**DESCRIPTION OF THE TASK**
Copy the lines below, starting with the line that contains "Identify all the" and ending with the line that contains "paragraph-5: Dud Barrows'". Leave the pictures out.

**INFORMATION GIVEN**
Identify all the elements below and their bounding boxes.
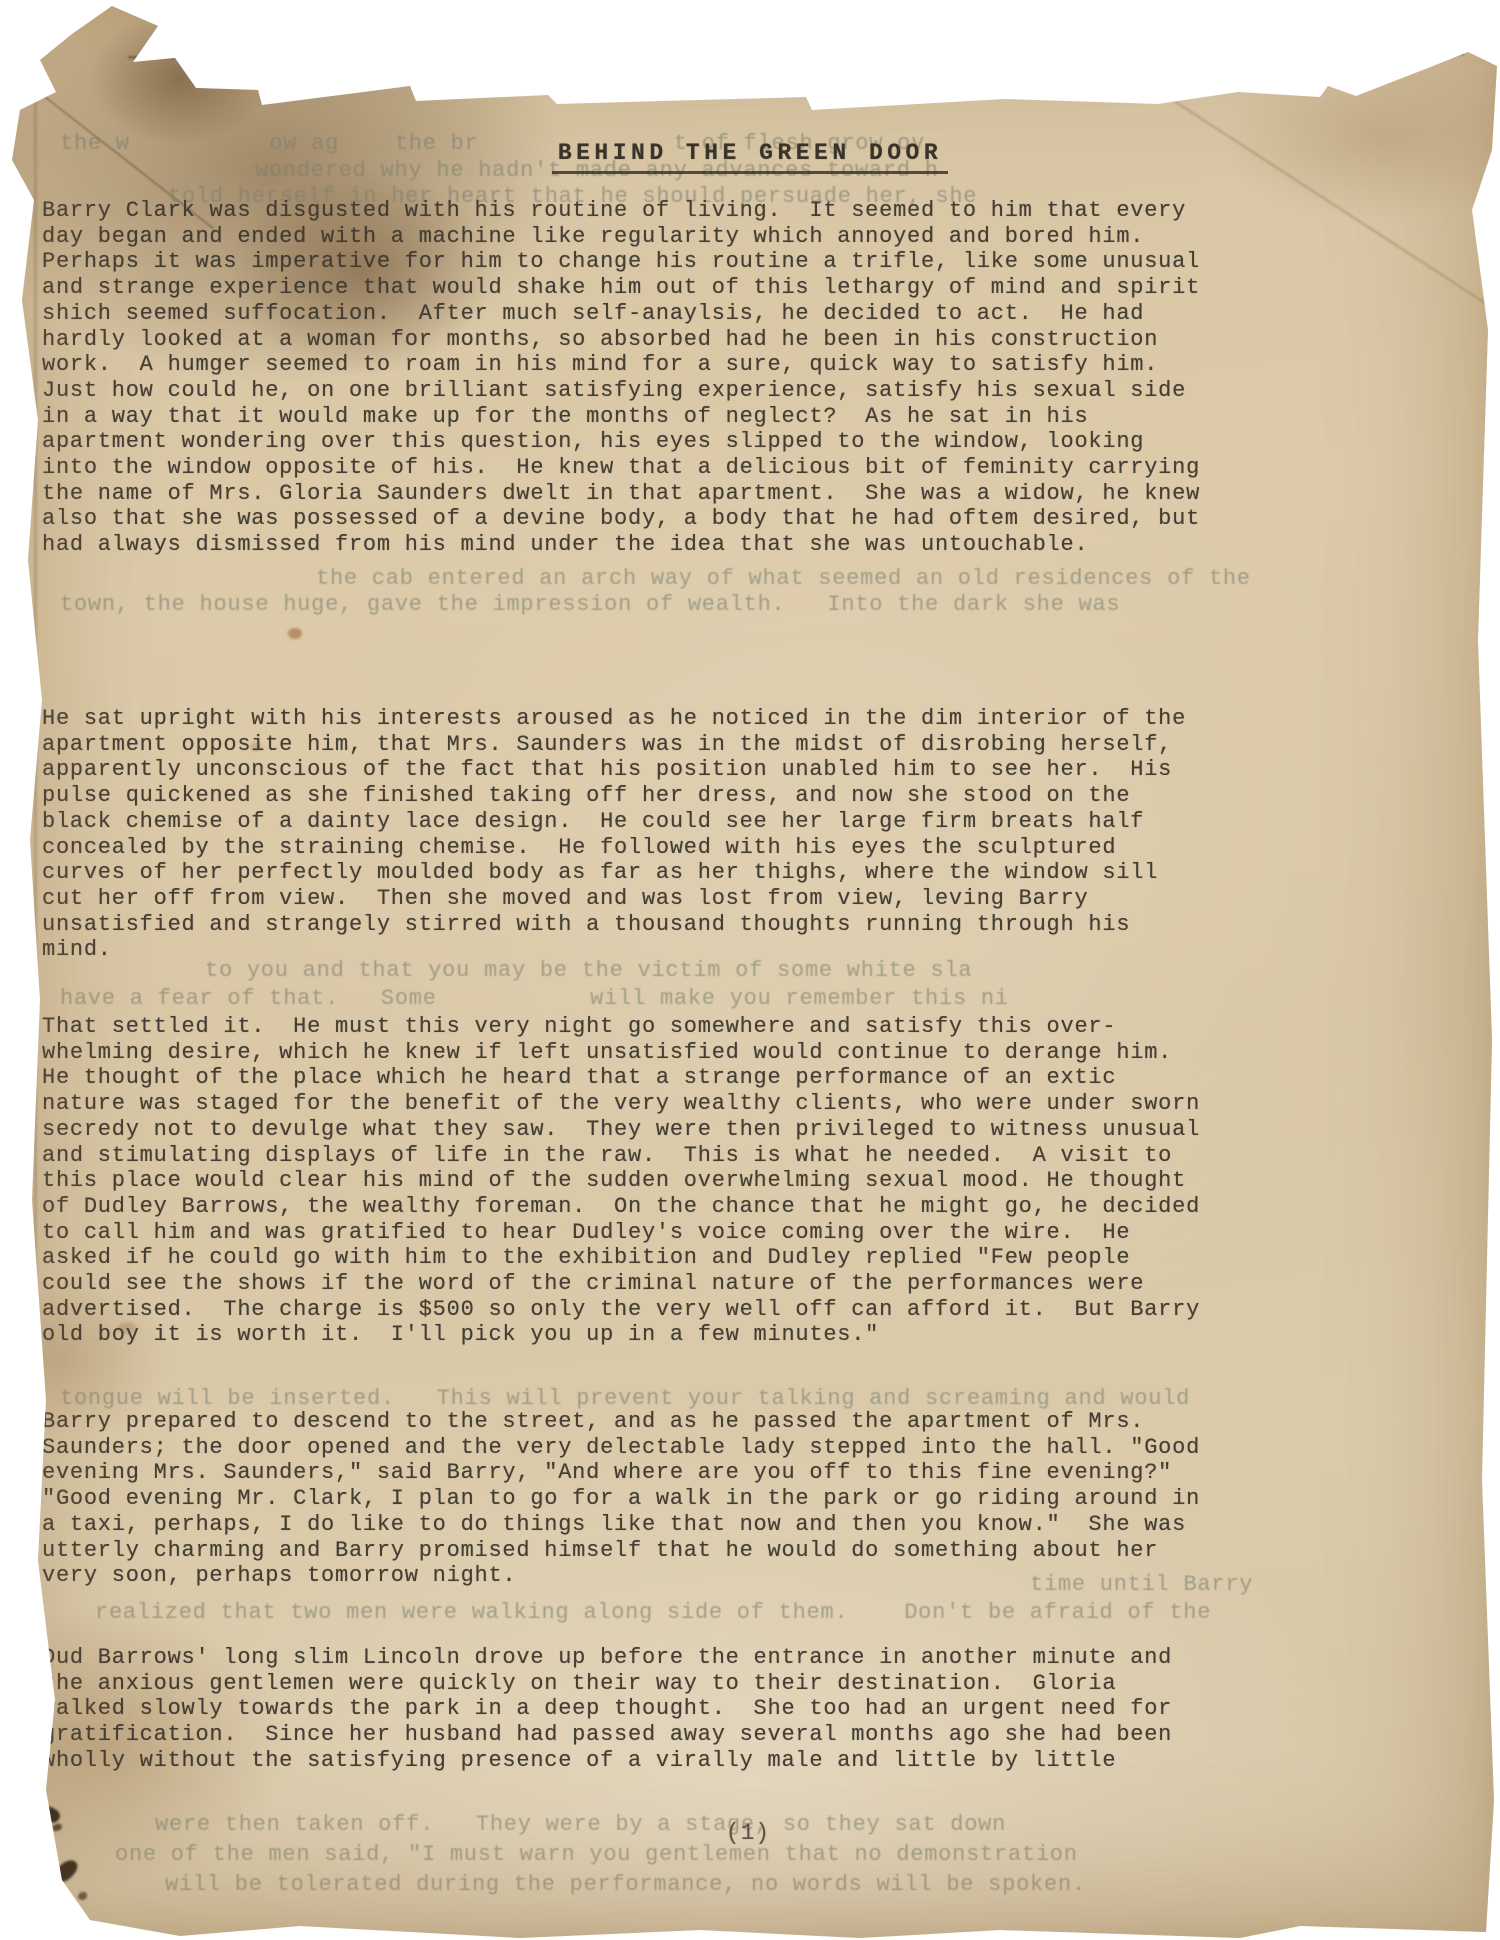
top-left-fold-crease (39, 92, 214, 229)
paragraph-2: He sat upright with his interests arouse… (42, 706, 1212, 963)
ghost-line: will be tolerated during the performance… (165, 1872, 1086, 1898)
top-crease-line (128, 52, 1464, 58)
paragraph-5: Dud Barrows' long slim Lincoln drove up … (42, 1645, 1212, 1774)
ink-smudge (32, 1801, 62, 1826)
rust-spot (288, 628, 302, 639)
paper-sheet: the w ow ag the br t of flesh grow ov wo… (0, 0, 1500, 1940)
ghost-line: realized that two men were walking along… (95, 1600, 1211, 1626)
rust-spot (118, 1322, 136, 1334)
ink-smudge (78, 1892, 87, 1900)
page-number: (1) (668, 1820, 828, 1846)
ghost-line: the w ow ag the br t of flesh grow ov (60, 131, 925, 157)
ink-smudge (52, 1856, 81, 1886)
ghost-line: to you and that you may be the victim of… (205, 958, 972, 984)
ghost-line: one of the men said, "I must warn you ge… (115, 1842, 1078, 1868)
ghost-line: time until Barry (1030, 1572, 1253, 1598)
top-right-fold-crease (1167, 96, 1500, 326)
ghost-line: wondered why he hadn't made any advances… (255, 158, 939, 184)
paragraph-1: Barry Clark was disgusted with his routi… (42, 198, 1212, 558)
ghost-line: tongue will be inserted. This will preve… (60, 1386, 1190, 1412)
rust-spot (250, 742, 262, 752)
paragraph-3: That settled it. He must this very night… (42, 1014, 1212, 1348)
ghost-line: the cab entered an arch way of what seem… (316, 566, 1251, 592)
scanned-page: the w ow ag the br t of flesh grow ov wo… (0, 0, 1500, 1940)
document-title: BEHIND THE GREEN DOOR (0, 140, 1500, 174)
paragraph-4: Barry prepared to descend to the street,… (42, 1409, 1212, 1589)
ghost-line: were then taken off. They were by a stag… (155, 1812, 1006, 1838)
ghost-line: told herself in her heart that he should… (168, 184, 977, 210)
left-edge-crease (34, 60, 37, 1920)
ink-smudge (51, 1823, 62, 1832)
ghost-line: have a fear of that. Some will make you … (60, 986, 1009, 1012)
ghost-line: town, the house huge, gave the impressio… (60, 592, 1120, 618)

* * *

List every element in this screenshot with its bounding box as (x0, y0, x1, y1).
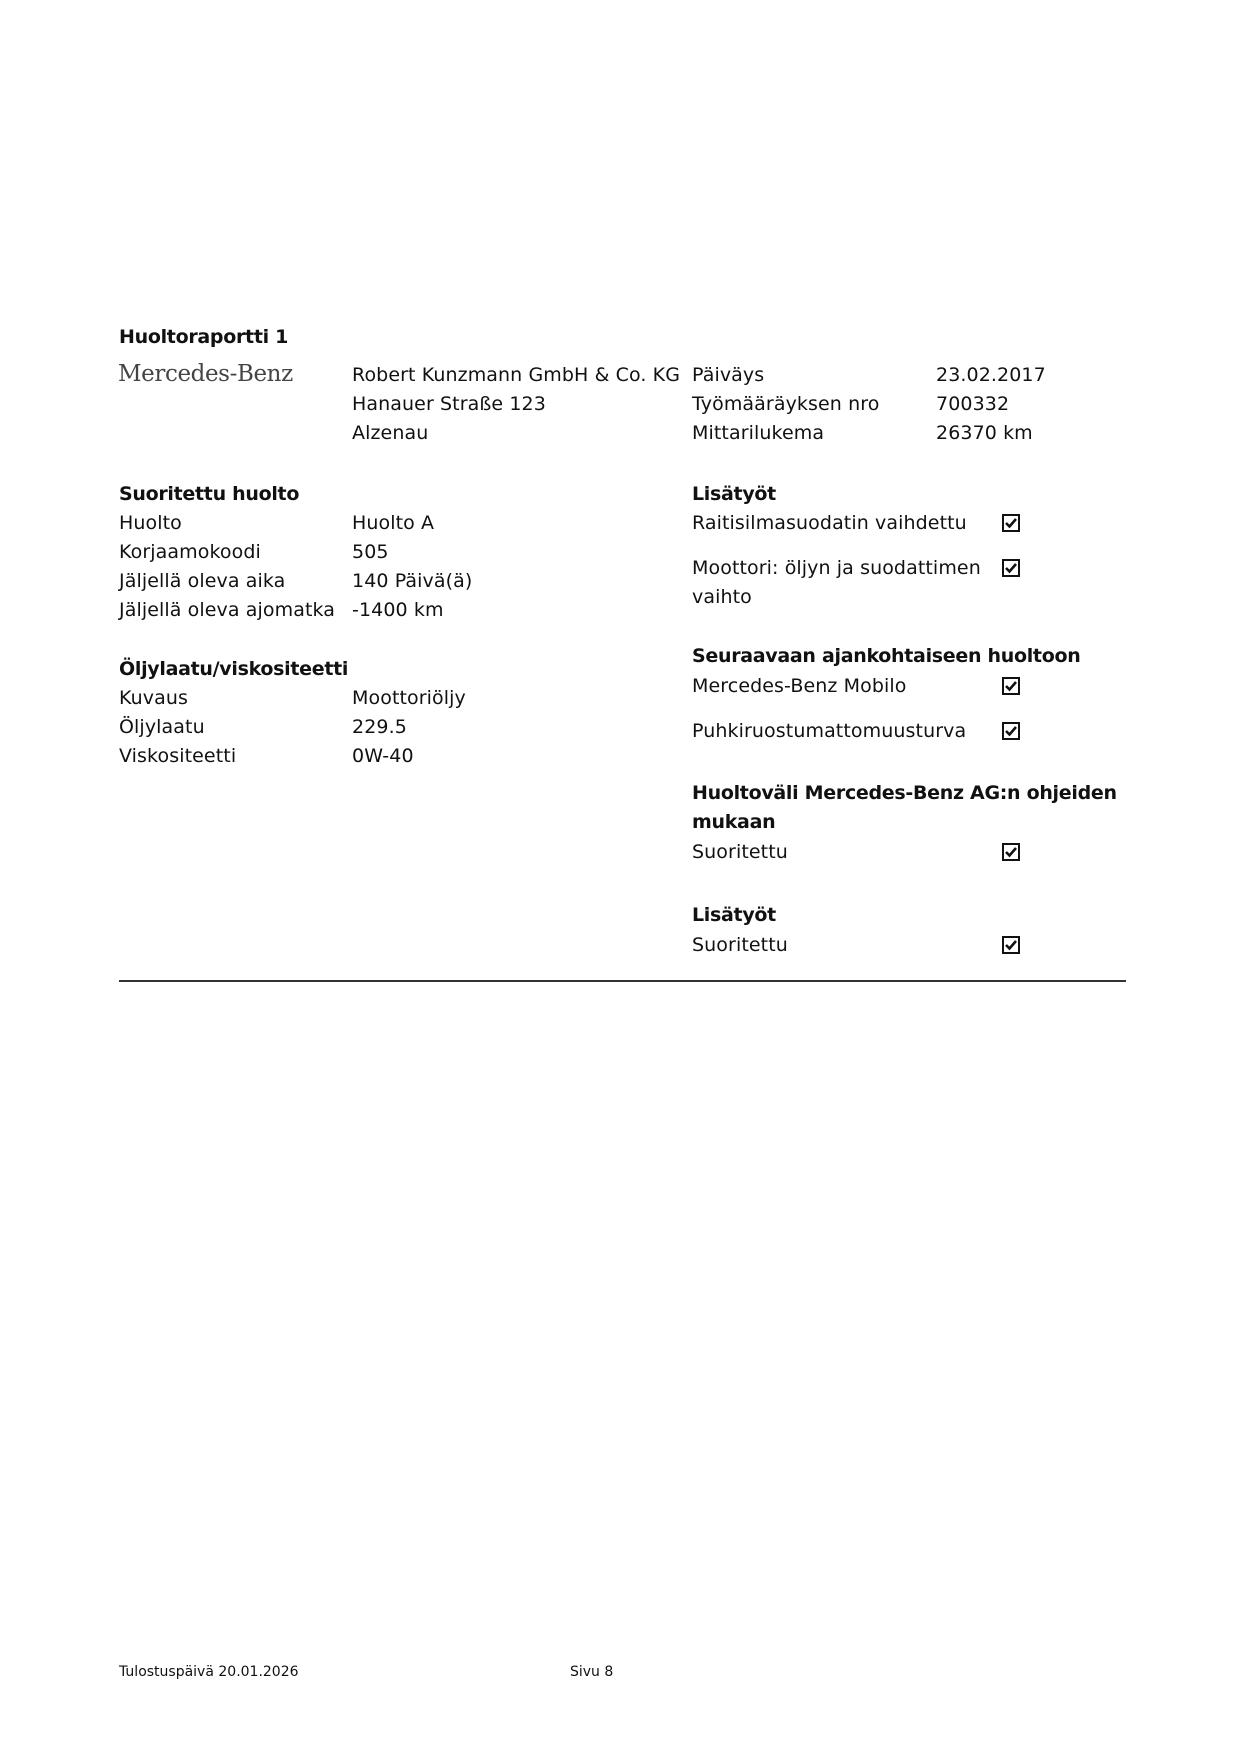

**TASK RESPONSE**
Identify all the elements below and their bounding boxes.
top-left-fold-crease (39, 92, 214, 229)
paragraph-2: He sat upright with his interests arouse… (42, 706, 1212, 963)
ghost-line: will be tolerated during the performance… (165, 1872, 1086, 1898)
top-crease-line (128, 52, 1464, 58)
paragraph-5: Dud Barrows' long slim Lincoln drove up … (42, 1645, 1212, 1774)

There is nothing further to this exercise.